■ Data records

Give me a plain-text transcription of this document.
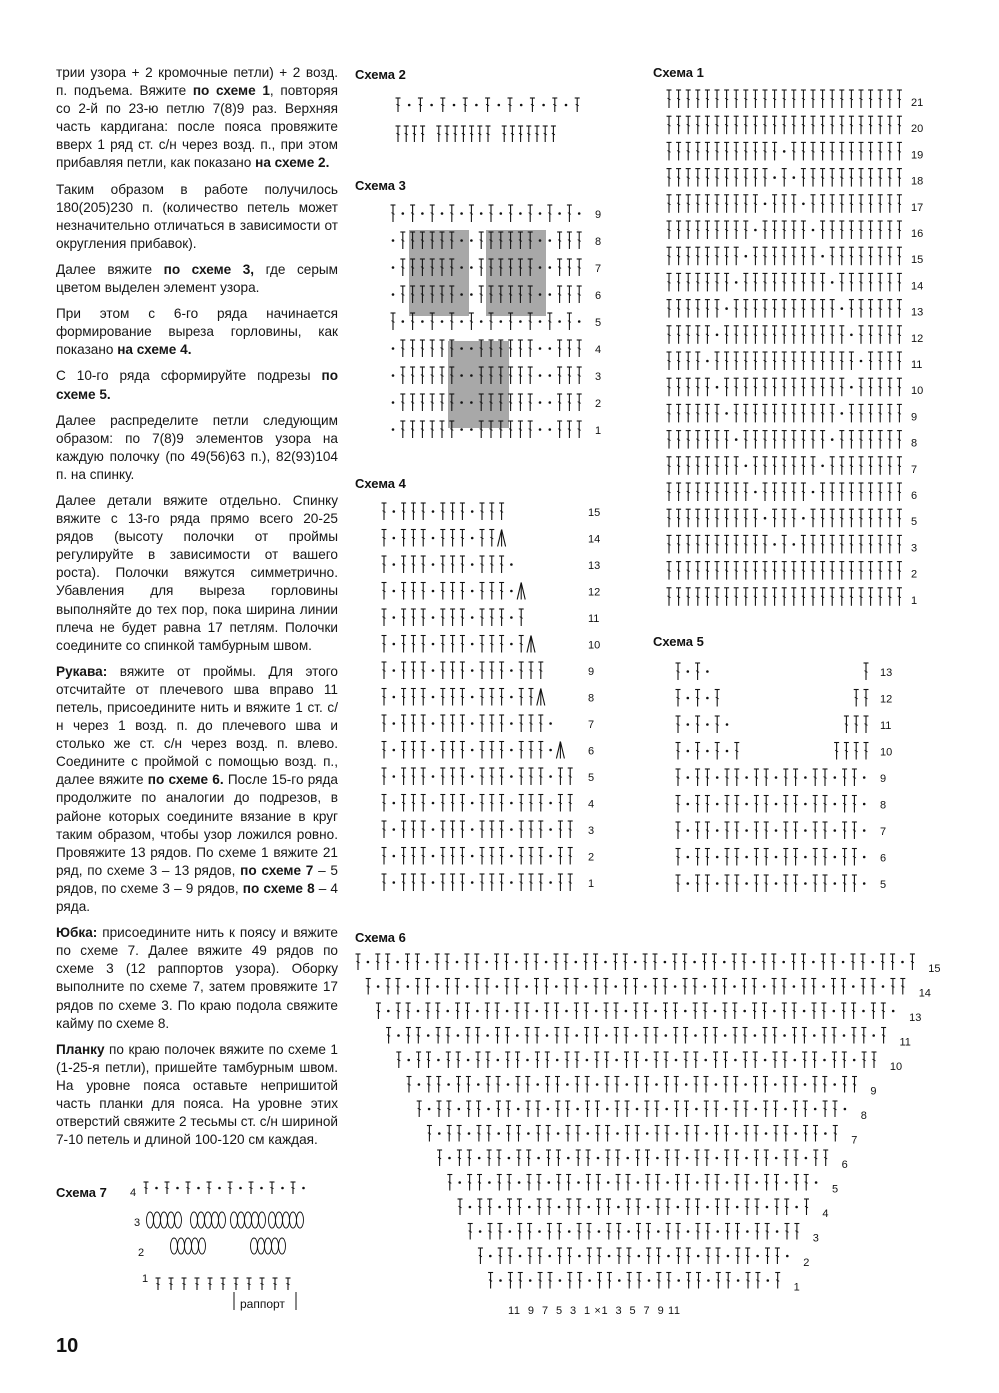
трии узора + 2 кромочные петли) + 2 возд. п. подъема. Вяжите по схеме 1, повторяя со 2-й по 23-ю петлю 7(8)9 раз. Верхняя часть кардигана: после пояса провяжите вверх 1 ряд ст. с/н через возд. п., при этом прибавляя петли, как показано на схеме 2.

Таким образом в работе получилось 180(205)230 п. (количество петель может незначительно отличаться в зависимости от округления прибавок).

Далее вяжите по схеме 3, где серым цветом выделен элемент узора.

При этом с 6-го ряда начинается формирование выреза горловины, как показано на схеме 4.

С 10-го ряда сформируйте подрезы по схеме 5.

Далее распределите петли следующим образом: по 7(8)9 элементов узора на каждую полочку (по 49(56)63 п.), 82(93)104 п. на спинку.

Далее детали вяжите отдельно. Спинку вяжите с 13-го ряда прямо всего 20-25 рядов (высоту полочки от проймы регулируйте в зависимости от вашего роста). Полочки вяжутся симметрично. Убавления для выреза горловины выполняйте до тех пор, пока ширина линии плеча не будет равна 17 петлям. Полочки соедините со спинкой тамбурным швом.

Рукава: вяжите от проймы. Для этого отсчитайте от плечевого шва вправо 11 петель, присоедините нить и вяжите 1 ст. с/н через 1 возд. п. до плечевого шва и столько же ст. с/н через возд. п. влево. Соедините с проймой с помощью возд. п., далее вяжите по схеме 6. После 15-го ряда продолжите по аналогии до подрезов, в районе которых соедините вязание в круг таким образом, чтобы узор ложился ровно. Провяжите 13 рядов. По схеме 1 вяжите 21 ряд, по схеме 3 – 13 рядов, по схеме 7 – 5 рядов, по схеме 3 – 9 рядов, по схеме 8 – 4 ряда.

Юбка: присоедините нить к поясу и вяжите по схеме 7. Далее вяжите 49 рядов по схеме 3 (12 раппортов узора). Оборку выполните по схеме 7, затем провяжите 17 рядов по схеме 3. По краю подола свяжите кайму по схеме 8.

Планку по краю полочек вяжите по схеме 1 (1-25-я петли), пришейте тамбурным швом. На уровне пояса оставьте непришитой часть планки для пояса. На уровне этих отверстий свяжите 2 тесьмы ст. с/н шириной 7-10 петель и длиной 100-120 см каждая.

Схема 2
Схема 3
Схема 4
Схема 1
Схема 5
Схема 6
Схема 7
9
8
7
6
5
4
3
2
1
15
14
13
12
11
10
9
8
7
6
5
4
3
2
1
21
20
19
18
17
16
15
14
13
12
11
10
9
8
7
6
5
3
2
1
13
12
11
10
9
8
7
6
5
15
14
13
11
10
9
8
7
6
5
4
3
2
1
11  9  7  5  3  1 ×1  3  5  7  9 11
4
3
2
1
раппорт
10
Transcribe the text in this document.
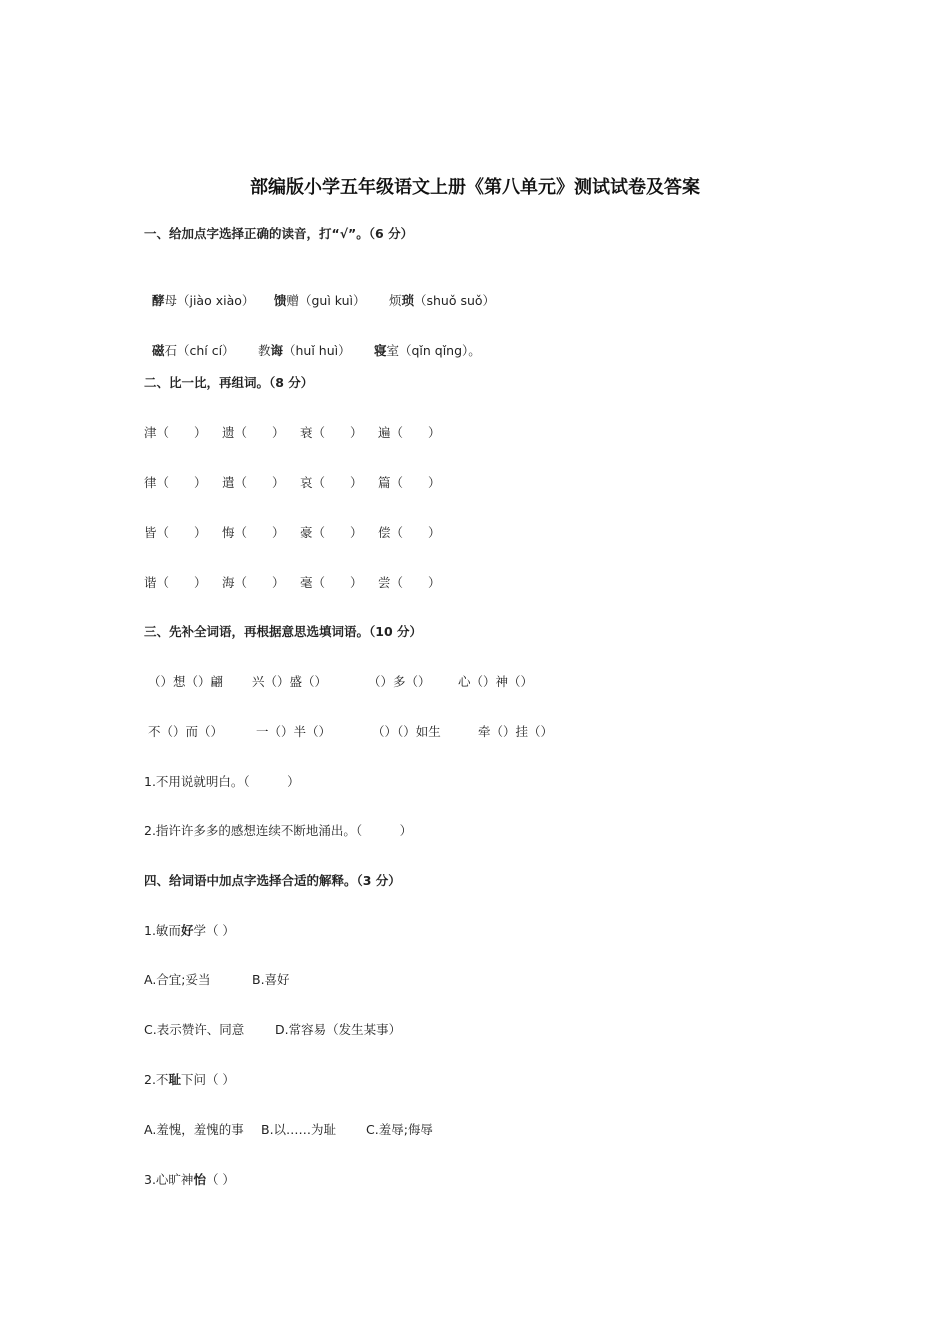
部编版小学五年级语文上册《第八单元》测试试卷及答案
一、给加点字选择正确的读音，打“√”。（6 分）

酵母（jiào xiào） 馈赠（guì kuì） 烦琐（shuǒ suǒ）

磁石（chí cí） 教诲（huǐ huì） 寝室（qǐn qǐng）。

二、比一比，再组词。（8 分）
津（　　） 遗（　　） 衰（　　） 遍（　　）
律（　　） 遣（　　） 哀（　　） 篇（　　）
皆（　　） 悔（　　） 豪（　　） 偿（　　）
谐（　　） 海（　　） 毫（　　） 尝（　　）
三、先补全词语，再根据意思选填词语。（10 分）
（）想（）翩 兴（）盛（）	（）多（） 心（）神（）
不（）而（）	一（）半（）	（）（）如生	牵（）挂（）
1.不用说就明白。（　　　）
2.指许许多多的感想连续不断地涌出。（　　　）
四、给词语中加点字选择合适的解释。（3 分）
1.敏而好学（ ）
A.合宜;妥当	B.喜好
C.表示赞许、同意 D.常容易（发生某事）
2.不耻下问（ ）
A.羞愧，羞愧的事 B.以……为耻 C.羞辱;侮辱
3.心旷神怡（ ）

■ What to do
Write out the whole listing again, exactly, with no pictures.

■ Task result
Give me a plain-text transcription of this document.
трии узора + 2 кромочные петли) + 2 возд. п. подъема. Вяжите по схеме 1, повторяя со 2-й по 23-ю петлю 7(8)9 раз. Верхняя часть кардигана: после пояса провяжите вверх 1 ряд ст. с/н через возд. п., при этом прибавляя петли, как показано на схеме 2.

Таким образом в работе получилось 180(205)230 п. (количество петель может незначительно отличаться в зависимости от округления прибавок).

Далее вяжите по схеме 3, где серым цветом выделен элемент узора.

При этом с 6-го ряда начинается формирование выреза горловины, как показано на схеме 4.

С 10-го ряда сформируйте подрезы по схеме 5.

Далее распределите петли следующим образом: по 7(8)9 элементов узора на каждую полочку (по 49(56)63 п.), 82(93)104 п. на спинку.

Далее детали вяжите отдельно. Спинку вяжите с 13-го ряда прямо всего 20-25 рядов (высоту полочки от проймы регулируйте в зависимости от вашего роста). Полочки вяжутся симметрично. Убавления для выреза горловины выполняйте до тех пор, пока ширина линии плеча не будет равна 17 петлям. Полочки соедините со спинкой тамбурным швом.

Рукава: вяжите от проймы. Для этого отсчитайте от плечевого шва вправо 11 петель, присоедините нить и вяжите 1 ст. с/н через 1 возд. п. до плечевого шва и столько же ст. с/н через возд. п. влево. Соедините с проймой с помощью возд. п., далее вяжите по схеме 6. После 15-го ряда продолжите по аналогии до подрезов, в районе которых соедините вязание в круг таким образом, чтобы узор ложился ровно. Провяжите 13 рядов. По схеме 1 вяжите 21 ряд, по схеме 3 – 13 рядов, по схеме 7 – 5 рядов, по схеме 3 – 9 рядов, по схеме 8 – 4 ряда.

Юбка: присоедините нить к поясу и вяжите по схеме 7. Далее вяжите 49 рядов по схеме 3 (12 раппортов узора). Оборку выполните по схеме 7, затем провяжите 17 рядов по схеме 3. По краю подола свяжите кайму по схеме 8.

Планку по краю полочек вяжите по схеме 1 (1-25-я петли), пришейте тамбурным швом. На уровне пояса оставьте непришитой часть планки для пояса. На уровне этих отверстий свяжите 2 тесьмы ст. с/н шириной 7-10 петель и длиной 100-120 см каждая.

Схема 2
Схема 3
Схема 4
Схема 1
Схема 5
Схема 6
Схема 7
9
8
7
6
5
4
3
2
1
15
14
13
12
11
10
9
8
7
6
5
4
3
2
1
21
20
19
18
17
16
15
14
13
12
11
10
9
8
7
6
5
3
2
1
13
12
11
10
9
8
7
6
5
15
14
13
11
10
9
8
7
6
5
4
3
2
1
11  9  7  5  3  1 ×1  3  5  7  9 11
4
3
2
1
раппорт
10
Transcribe the text in this document.
部编版小学五年级语文上册《第八单元》测试试卷及答案
一、给加点字选择正确的读音，打“√”。（6 分）

酵母（jiào xiào） 馈赠（guì kuì） 烦琐（shuǒ suǒ）

磁石（chí cí） 教诲（huǐ huì） 寝室（qǐn qǐng）。

二、比一比，再组词。（8 分）
津（　　） 遗（　　） 衰（　　） 遍（　　）
律（　　） 遣（　　） 哀（　　） 篇（　　）
皆（　　） 悔（　　） 豪（　　） 偿（　　）
谐（　　） 海（　　） 毫（　　） 尝（　　）
三、先补全词语，再根据意思选填词语。（10 分）
（）想（）翩 兴（）盛（）	（）多（） 心（）神（）
不（）而（）	一（）半（）	（）（）如生	牵（）挂（）
1.不用说就明白。（　　　）
2.指许许多多的感想连续不断地涌出。（　　　）
四、给词语中加点字选择合适的解释。（3 分）
1.敏而好学（ ）
A.合宜;妥当	B.喜好
C.表示赞许、同意 D.常容易（发生某事）
2.不耻下问（ ）
A.羞愧，羞愧的事 B.以……为耻 C.羞辱;侮辱
3.心旷神怡（ ）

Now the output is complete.